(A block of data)
——

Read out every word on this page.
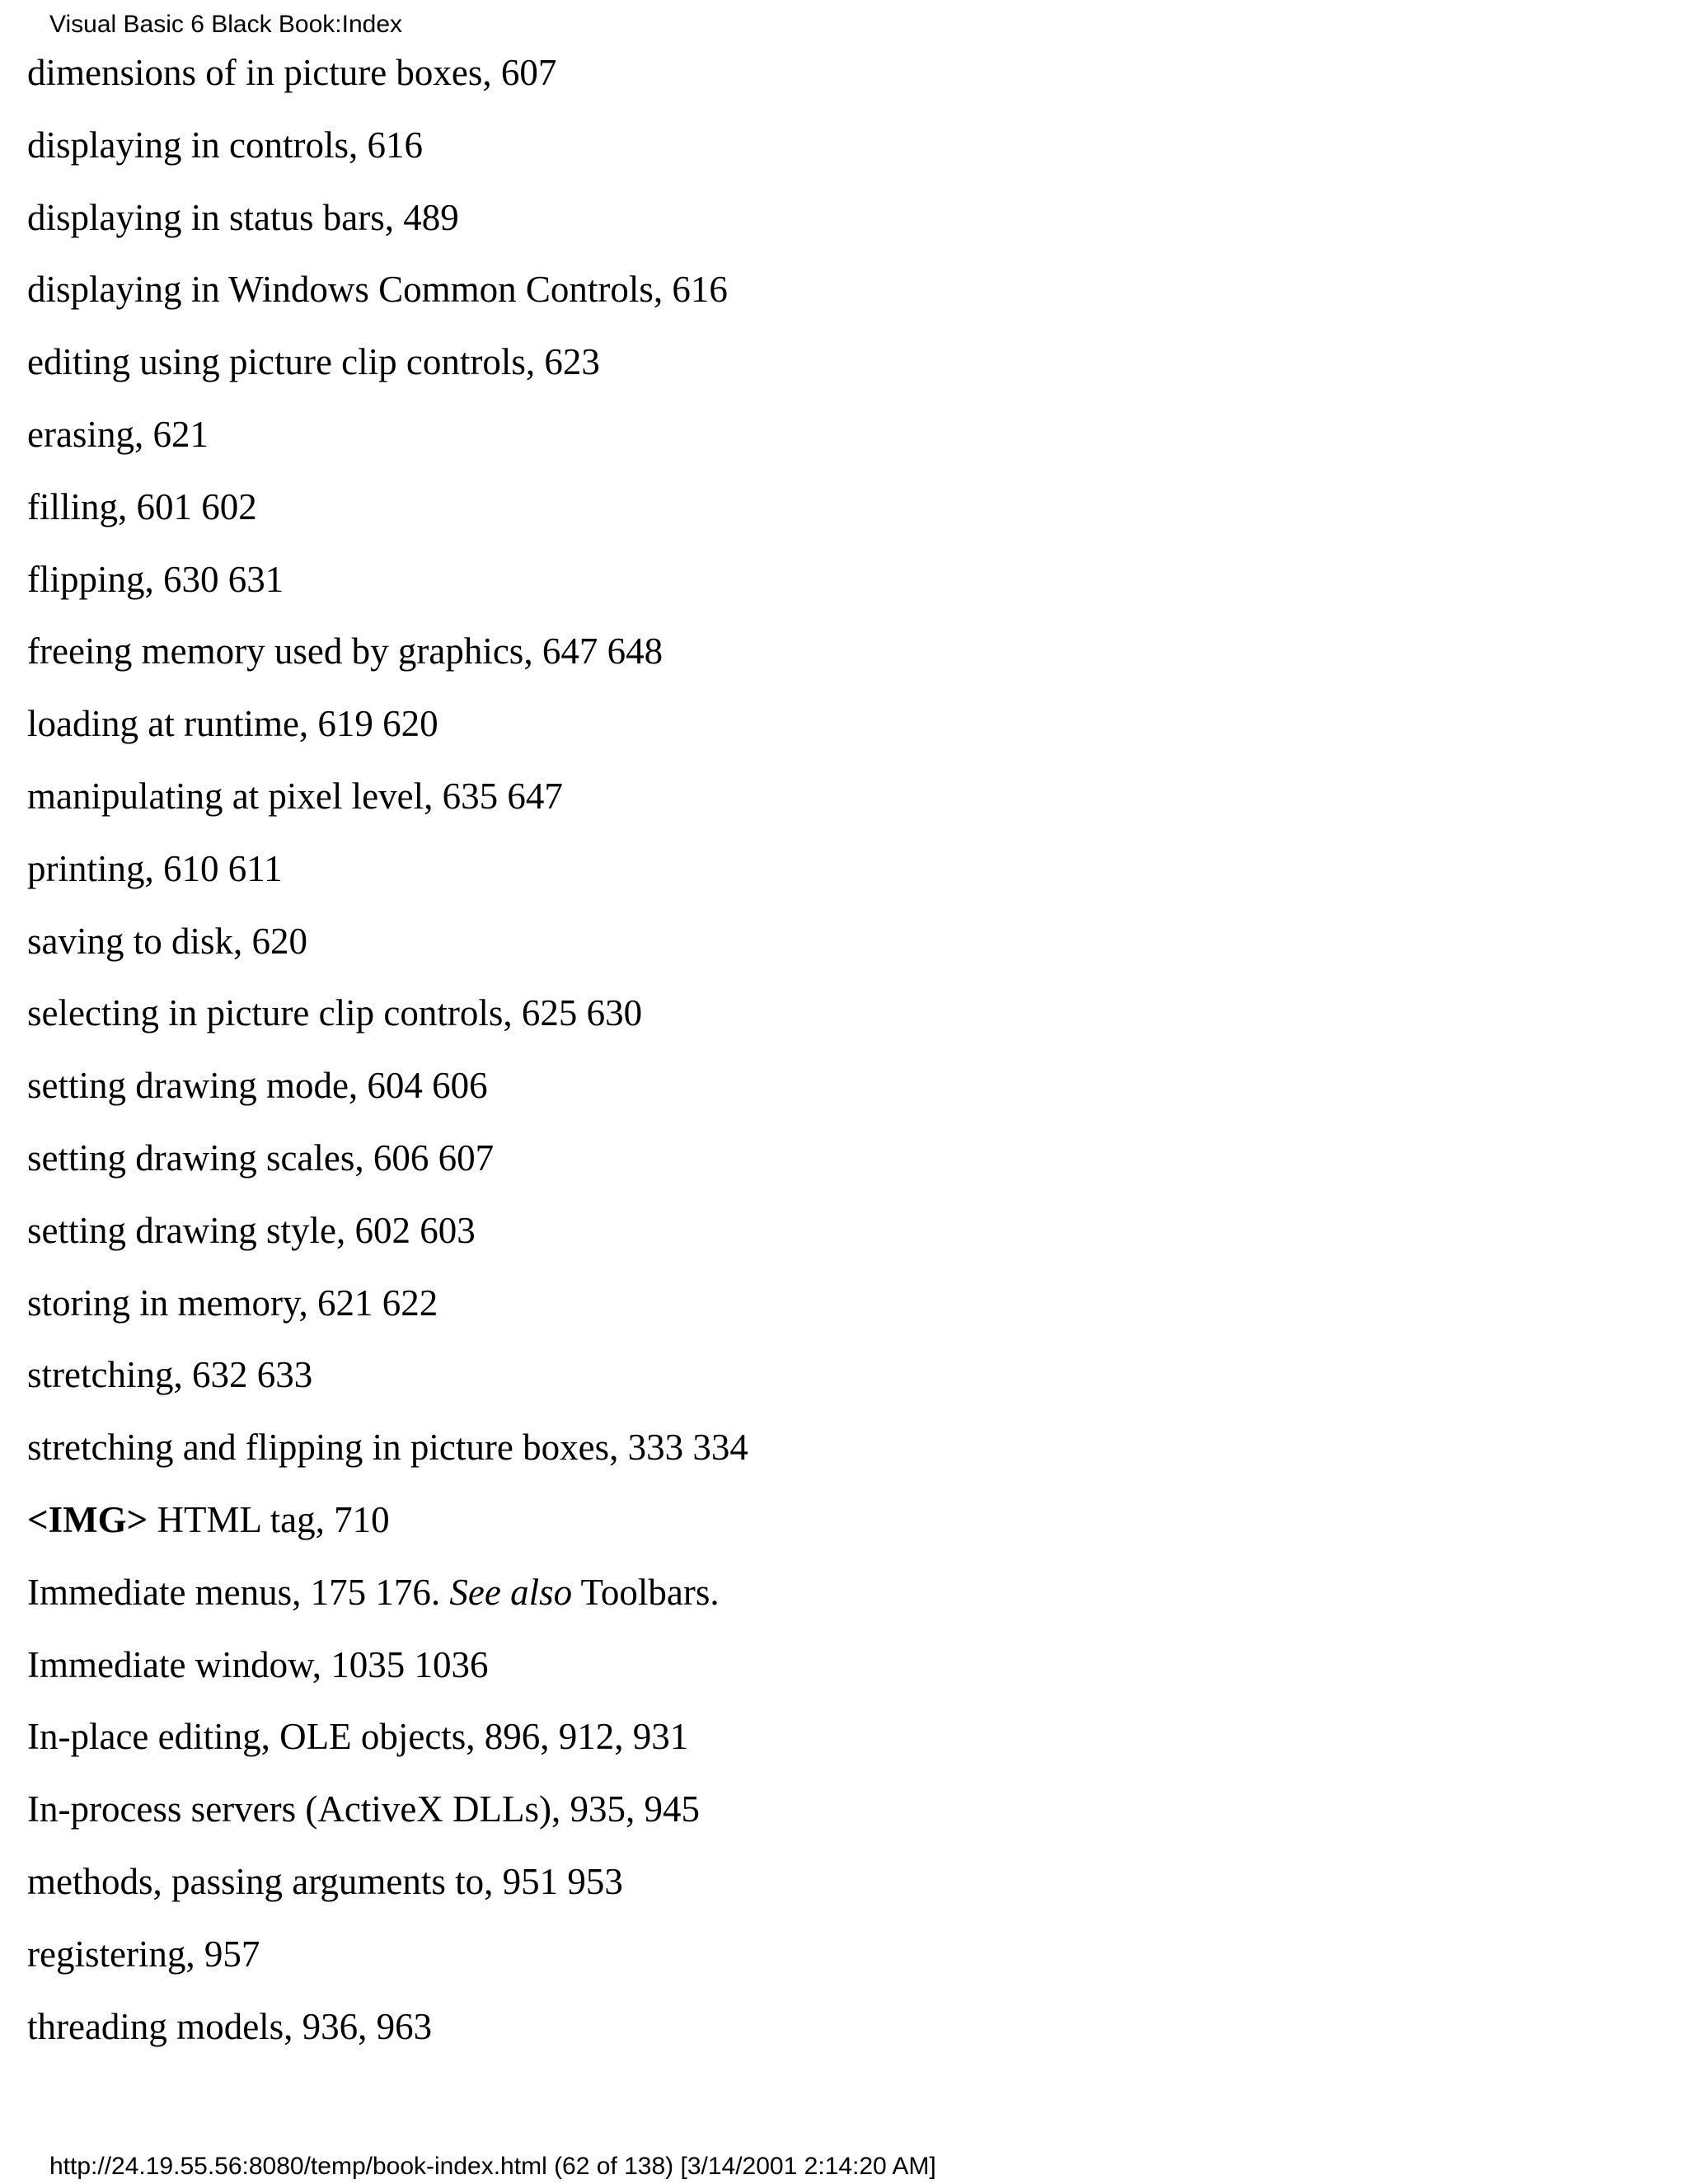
Visual Basic 6 Black Book:Index
dimensions of in picture boxes, 607
displaying in controls, 616
displaying in status bars, 489
displaying in Windows Common Controls, 616
editing using picture clip controls, 623
erasing, 621
filling, 601 602
flipping, 630 631
freeing memory used by graphics, 647 648
loading at runtime, 619 620
manipulating at pixel level, 635 647
printing, 610 611
saving to disk, 620
selecting in picture clip controls, 625 630
setting drawing mode, 604 606
setting drawing scales, 606 607
setting drawing style, 602 603
storing in memory, 621 622
stretching, 632 633
stretching and flipping in picture boxes, 333 334
<IMG> HTML tag, 710
Immediate menus, 175 176. See also Toolbars.
Immediate window, 1035 1036
In-place editing, OLE objects, 896, 912, 931
In-process servers (ActiveX DLLs), 935, 945
methods, passing arguments to, 951 953
registering, 957
threading models, 936, 963
http://24.19.55.56:8080/temp/book-index.html (62 of 138) [3/14/2001 2:14:20 AM]
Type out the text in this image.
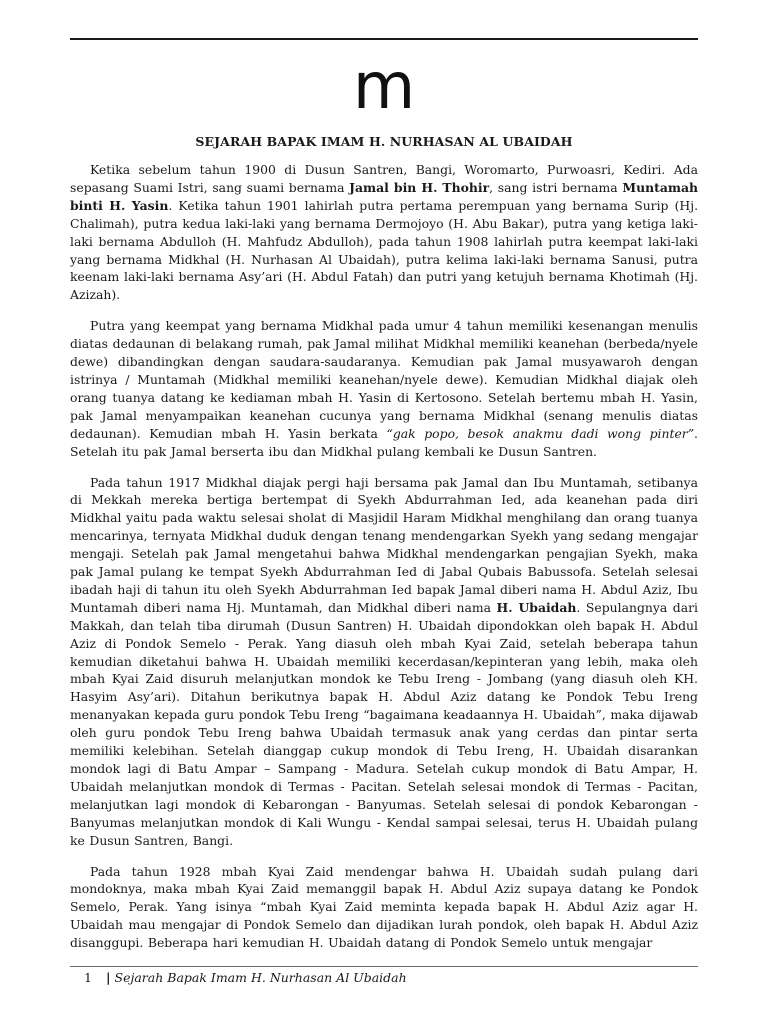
m
SEJARAH BAPAK IMAM H. NURHASAN AL UBAIDAH

Ketika sebelum tahun 1900 di Dusun Santren, Bangi, Woromarto, Purwoasri, Kediri. Ada sepasang Suami Istri, sang suami bernama Jamal bin H. Thohir, sang istri bernama Muntamah binti H. Yasin. Ketika tahun 1901 lahirlah putra pertama perempuan yang bernama Surip (Hj. Chalimah), putra kedua laki-laki yang bernama Dermojoyo (H. Abu Bakar), putra yang ketiga laki-laki bernama Abdulloh (H. Mahfudz Abdulloh), pada tahun 1908 lahirlah putra keempat laki-laki yang bernama Midkhal (H. Nurhasan Al Ubaidah), putra kelima laki-laki bernama Sanusi, putra keenam laki-laki bernama Asy’ari (H. Abdul Fatah) dan putri yang ketujuh bernama Khotimah (Hj. Azizah).

Putra yang keempat yang bernama Midkhal pada umur 4 tahun memiliki kesenangan menulis diatas dedaunan di belakang rumah, pak Jamal milihat Midkhal memiliki keanehan (berbeda/nyele dewe) dibandingkan dengan saudara-saudaranya. Kemudian pak Jamal musyawaroh dengan istrinya / Muntamah (Midkhal memiliki keanehan/nyele dewe). Kemudian Midkhal diajak oleh orang tuanya datang ke kediaman mbah H. Yasin di Kertosono. Setelah bertemu mbah H. Yasin, pak Jamal menyampaikan keanehan cucunya yang bernama Midkhal (senang menulis diatas dedaunan). Kemudian mbah H. Yasin berkata “gak popo, besok anakmu dadi wong pinter”. Setelah itu pak Jamal berserta ibu dan Midkhal pulang kembali ke Dusun Santren.

Pada tahun 1917 Midkhal diajak pergi haji bersama pak Jamal dan Ibu Muntamah, setibanya di Mekkah mereka bertiga bertempat di Syekh Abdurrahman Ied, ada keanehan pada diri Midkhal yaitu pada waktu selesai sholat di Masjidil Haram Midkhal menghilang dan orang tuanya mencarinya, ternyata Midkhal duduk dengan tenang mendengarkan Syekh yang sedang mengajar mengaji. Setelah pak Jamal mengetahui bahwa Midkhal mendengarkan pengajian Syekh, maka pak Jamal pulang ke tempat Syekh Abdurrahman Ied di Jabal Qubais Babussofa. Setelah selesai ibadah haji di tahun itu oleh Syekh Abdurrahman Ied bapak Jamal diberi nama H. Abdul Aziz, Ibu Muntamah diberi nama Hj. Muntamah, dan Midkhal diberi nama H. Ubaidah. Sepulangnya dari Makkah, dan telah tiba dirumah (Dusun Santren) H. Ubaidah dipondokkan oleh bapak H. Abdul Aziz di Pondok Semelo - Perak. Yang diasuh oleh mbah Kyai Zaid, setelah beberapa tahun kemudian diketahui bahwa H. Ubaidah memiliki kecerdasan/kepinteran yang lebih, maka oleh mbah Kyai Zaid disuruh melanjutkan mondok ke Tebu Ireng - Jombang (yang diasuh oleh KH. Hasyim Asy’ari). Ditahun berikutnya bapak H. Abdul Aziz datang ke Pondok Tebu Ireng menanyakan kepada guru pondok Tebu Ireng “bagaimana keadaannya H. Ubaidah”, maka dijawab oleh guru pondok Tebu Ireng bahwa Ubaidah termasuk anak yang cerdas dan pintar serta memiliki kelebihan. Setelah dianggap cukup mondok di Tebu Ireng, H. Ubaidah disarankan mondok lagi di Batu Ampar – Sampang - Madura. Setelah cukup mondok di Batu Ampar, H. Ubaidah melanjutkan mondok di Termas - Pacitan. Setelah selesai mondok di Termas - Pacitan, melanjutkan lagi mondok di Kebarongan - Banyumas. Setelah selesai di pondok Kebarongan - Banyumas melanjutkan mondok di Kali Wungu - Kendal sampai selesai, terus H. Ubaidah pulang ke Dusun Santren, Bangi.

Pada tahun 1928 mbah Kyai Zaid mendengar bahwa H. Ubaidah sudah pulang dari mondoknya, maka mbah Kyai Zaid memanggil bapak H. Abdul Aziz supaya datang ke Pondok Semelo, Perak. Yang isinya “mbah Kyai Zaid meminta kepada bapak H. Abdul Aziz agar H. Ubaidah mau mengajar di Pondok Semelo dan dijadikan lurah pondok, oleh bapak H. Abdul Aziz disanggupi. Beberapa hari kemudian H. Ubaidah datang di Pondok Semelo untuk mengajar

1 | Sejarah Bapak Imam H. Nurhasan Al Ubaidah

——

> **Goal**: List all lines from the entries that include the word "drawing".

> **Solution to this problem**:
setting drawing mode, 604 606
setting drawing scales, 606 607
setting drawing style, 602 603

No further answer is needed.